Find the string "come" and gather every line that holds it.

-- begin --

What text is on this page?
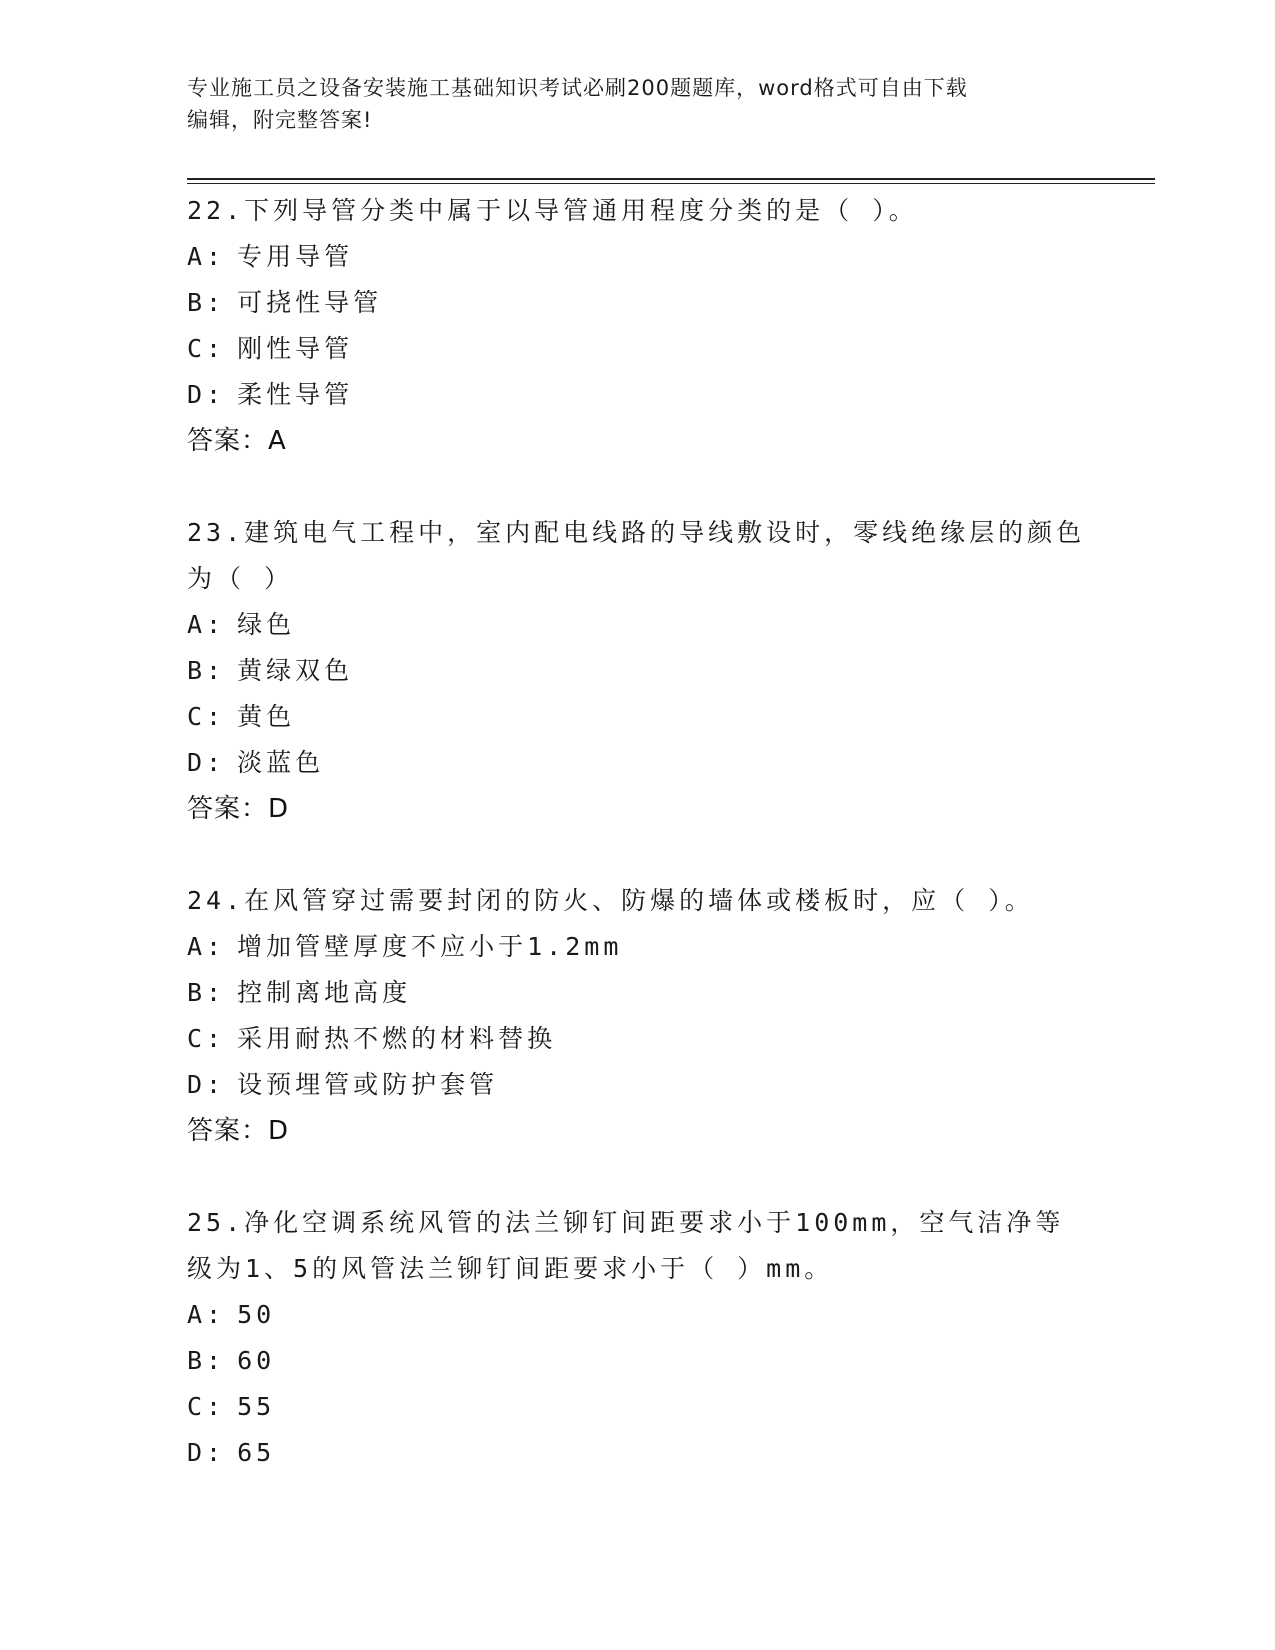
专业施工员之设备安装施工基础知识考试必刷200题题库，word格式可自由下载
编辑，附完整答案!
22.下列导管分类中属于以导管通用程度分类的是（ ）。
A: 专用导管
B: 可挠性导管
C: 刚性导管
D: 柔性导管
答案：A
23.建筑电气工程中，室内配电线路的导线敷设时，零线绝缘层的颜色为（ ）
A: 绿色
B: 黄绿双色
C: 黄色
D: 淡蓝色
答案：D
24.在风管穿过需要封闭的防火、防爆的墙体或楼板时，应（ ）。
A: 增加管壁厚度不应小于1.2mm
B: 控制离地高度
C: 采用耐热不燃的材料替换
D: 设预埋管或防护套管
答案：D
25.净化空调系统风管的法兰铆钉间距要求小于100mm，空气洁净等级为1、5的风管法兰铆钉间距要求小于（ ）mm。
A: 50
B: 60
C: 55
D: 65
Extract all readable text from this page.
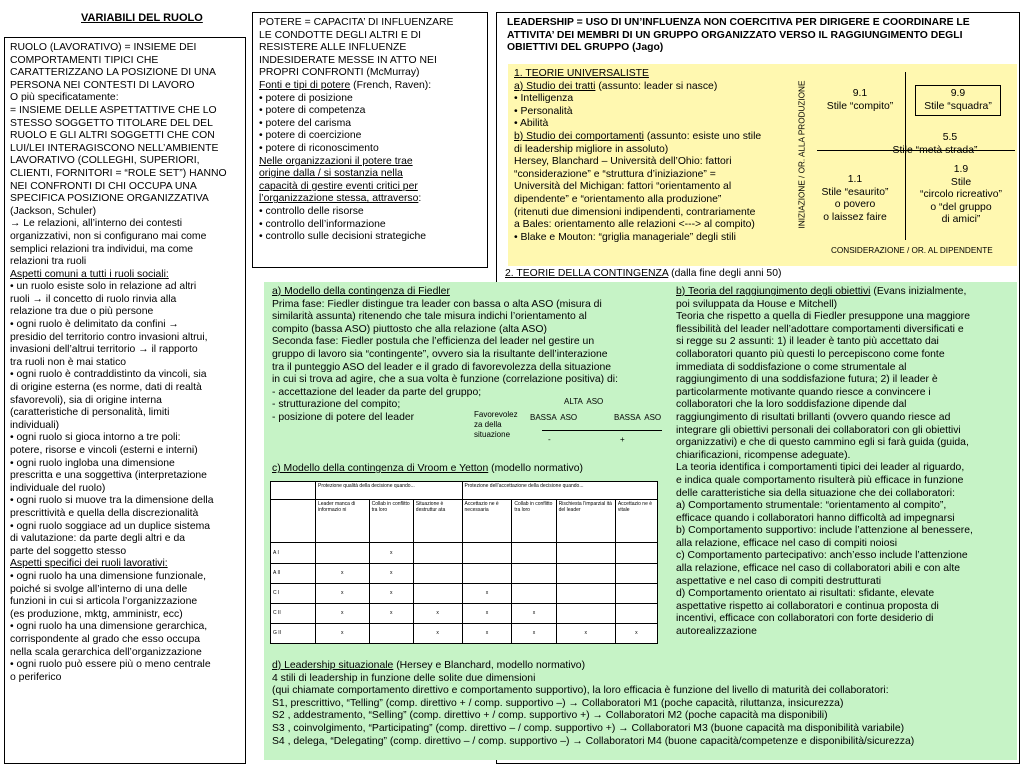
VARIABILI DEL RUOLO
RUOLO (LAVORATIVO) = INSIEME DEI
COMPORTAMENTI TIPICI CHE
CARATTERIZZANO LA POSIZIONE DI UNA
PERSONA NEI CONTESTI DI LAVORO
O più specificatamente:
= INSIEME DELLE ASPETTATTIVE CHE LO
STESSO SOGGETTO TITOLARE DEL DEL
RUOLO E GLI ALTRI SOGGETTI CHE CON
LUI/LEI INTERAGISCONO NELL’AMBIENTE
LAVORATIVO (COLLEGHI, SUPERIORI,
CLIENTI, FORNITORI = “ROLE SET”) HANNO
NEI CONFRONTI DI CHI OCCUPA UNA
SPECIFICA POSIZIONE ORGANIZZATIVA
(Jackson, Schuler)
→ Le relazioni, all’interno dei contesti
organizzativi, non si configurano mai come
semplici relazioni tra individui, ma come
relazioni tra ruoli
Aspetti comuni a tutti i ruoli sociali:
• un ruolo esiste solo in relazione ad altri
ruoli → il concetto di ruolo rinvia alla
relazione tra due o più persone
• ogni ruolo è delimitato da confini →
presidio del territorio contro invasioni altrui,
invasioni dell’altrui territorio → il rapporto
tra ruoli non è mai statico
• ogni ruolo è contraddistinto da vincoli, sia
di origine esterna (es norme, dati di realtà
sfavorevoli), sia di origine interna
(caratteristiche di personalità, limiti
individuali)
• ogni ruolo si gioca intorno a tre poli:
potere, risorse e vincoli (esterni e interni)
• ogni ruolo ingloba una dimensione
prescritta e una soggettiva (interpretazione
individuale del ruolo)
• ogni ruolo si muove tra la dimensione della
prescrittività e quella della discrezionalità
• ogni ruolo soggiace ad un duplice sistema
di valutazione: da parte degli altri e da
parte del soggetto stesso
Aspetti specifici dei ruoli lavorativi:
• ogni ruolo ha una dimensione funzionale,
poiché si svolge all’interno di una delle
funzioni in cui si articola l’organizzazione
(es produzione, mktg, amministr, ecc)
• ogni ruolo ha una dimensione gerarchica,
corrispondente al grado che esso occupa
nella scala gerarchica dell’organizzazione
• ogni ruolo può essere più o meno centrale
o periferico
POTERE = CAPACITA’ DI INFLUENZARE
LE CONDOTTE DEGLI ALTRI E DI
RESISTERE ALLE INFLUENZE
INDESIDERATE MESSE IN ATTO NEI
PROPRI CONFRONTI (McMurray)
Fonti e tipi di potere (French, Raven):
• potere di posizione
• potere di competenza
• potere del carisma
• potere di coercizione
• potere di riconoscimento
Nelle organizzazioni il potere trae
origine dalla / si sostanzia nella
capacità di gestire eventi critici per
l’organizzazione stessa, attraverso:
• controllo delle risorse
• controllo dell’informazione
• controllo sulle decisioni strategiche
LEADERSHIP = USO DI UN’INFLUENZA NON COERCITIVA PER DIRIGERE E COORDINARE LE
ATTIVITA’ DEI MEMBRI DI UN GRUPPO ORGANIZZATO VERSO IL RAGGIUNGIMENTO DEGLI
OBIETTIVI DEL GRUPPO (Jago)
1. TEORIE UNIVERSALISTE
a) Studio dei tratti (assunto: leader si nasce)
• Intelligenza
• Personalità
• Abilità
b) Studio dei comportamenti (assunto: esiste uno stile
di leadership migliore in assoluto)
Hersey, Blanchard – Università dell’Ohio: fattori
“considerazione” e “struttura d’iniziazione” =
Università del Michigan: fattori “orientamento al
dipendente” e “orientamento alla produzione”
(ritenuti due dimensioni indipendenti, contrariamente
a Bales: orientamento alle relazioni <---> al compito)
• Blake e Mouton: “griglia manageriale” degli stili
INIZIAZIONE / OR. ALLA PRODUZIONE	9.1
Stile “compito”
9.9
Stile “squadra”
5.5
Stile “metà strada”
1.1
Stile “esaurito”
o povero
o laissez faire
1.9
Stile
“circolo ricreativo”
o “del gruppo
di amici”
CONSIDERAZIONE / OR. AL DIPENDENTE
2. TEORIE DELLA CONTINGENZA (dalla fine degli anni 50)
a) Modello della contingenza di Fiedler
Prima fase: Fiedler distingue tra leader con bassa o alta ASO (misura di
similarità assunta) ritenendo che tale misura indichi l’orientamento al
compito (bassa ASO) piuttosto che alla relazione (alta ASO)
Seconda fase: Fiedler postula che l’efficienza del leader nel gestire un
gruppo di lavoro sia “contingente”, ovvero sia la risultante dell’interazione
tra il punteggio ASO del leader e il grado di favorevolezza della situazione
in cui si trova ad agire, che a sua volta è funzione (correlazione positiva) di:
- accettazione del leader da parte del gruppo;
- strutturazione del compito;
- posizione di potere del leader	Favorevolez
za della
situazione
ALTA  ASO
BASSA  ASO	BASSA  ASO
-	+
c) Modello della contingenza di Vroom e Yetton (modello normativo)
	Protezione qualità della decisione quando...			Protezione dell’accettazione della decisione quando...			
	Leader manca di informazio ni	Collab in conflitto tra loro	Situazione è destruttur ata	Accettazio ne è necessaria	Collab in conflitto tra loro	Rischiesta l’imparzial ità del leader	Accettazio ne è vitale
A I		x					
A II	x	x					
C I	x	x		x			
C II	x	x	x	x	x		
G II	x		x	x	x	x	x
b) Teoria del raggiungimento degli obiettivi (Evans inizialmente,
poi sviluppata da House e Mitchell)
Teoria che rispetto a quella di Fiedler presuppone una maggiore
flessibilità del leader nell’adottare comportamenti diversificati e
si regge su 2 assunti: 1) il leader è tanto più accettato dai
collaboratori quanto più questi lo percepiscono come fonte
immediata di soddisfazione o come strumentale al
raggiungimento di una soddisfazione futura; 2) il leader è
particolarmente motivante quando riesce a convincere i
collaboratori che la loro soddisfazione dipende dal
raggiungimento di risultati brillanti (ovvero quando riesce ad
integrare gli obiettivi personali dei collaboratori con gli obiettivi
organizzativi) e che di questo cammino egli si farà guida (guida,
chiarificazioni, ricompense adeguate).
La teoria identifica i comportamenti tipici dei leader al riguardo,
e indica quale comportamento risulterà più efficace in funzione
delle caratteristiche sia della situazione che dei collaboratori:
a) Comportamento strumentale: “orientamento al compito”,
efficace quando i collaboratori hanno difficoltà ad impegnarsi
b) Comportamento supportivo: include l’attenzione al benessere,
alla relazione, efficace nel caso di compiti noiosi
c) Comportamento partecipativo: anch’esso include l’attenzione
alla relazione, efficace nel caso di collaboratori abili e con alte
aspettative e nel caso di compiti destrutturati
d) Comportamento orientato ai risultati: sfidante, elevate
aspettative rispetto ai collaboratori e continua proposta di
incentivi, efficace con collaboratori con forte desiderio di
autorealizzazione
d) Leadership situazionale (Hersey e Blanchard, modello normativo)
4 stili di leadership in funzione delle solite due dimensioni
(qui chiamate comportamento direttivo e comportamento supportivo), la loro efficacia è funzione del livello di maturità dei collaboratori:
S1, prescrittivo, “Telling” (comp. direttivo + / comp. supportivo –) → Collaboratori M1 (poche capacità, riluttanza, insicurezza)
S2 , addestramento, “Selling” (comp. direttivo + / comp. supportivo +) → Collaboratori M2 (poche capacità ma disponibili)
S3 , coinvolgimento, “Participating” (comp. direttivo – / comp. supportivo +) → Collaboratori M3 (buone capacità ma disponibilità variabile)
S4 , delega, “Delegating” (comp. direttivo – / comp. supportivo –) → Collaboratori M4 (buone capacità/competenze e disponibilità/sicurezza)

-- end --

## Exercise output
organizzativi, non si configurano mai come
semplici relazioni tra individui, ma come
collaboratori quanto più questi lo percepiscono come fonte
immediata di soddisfazione o come strumentale al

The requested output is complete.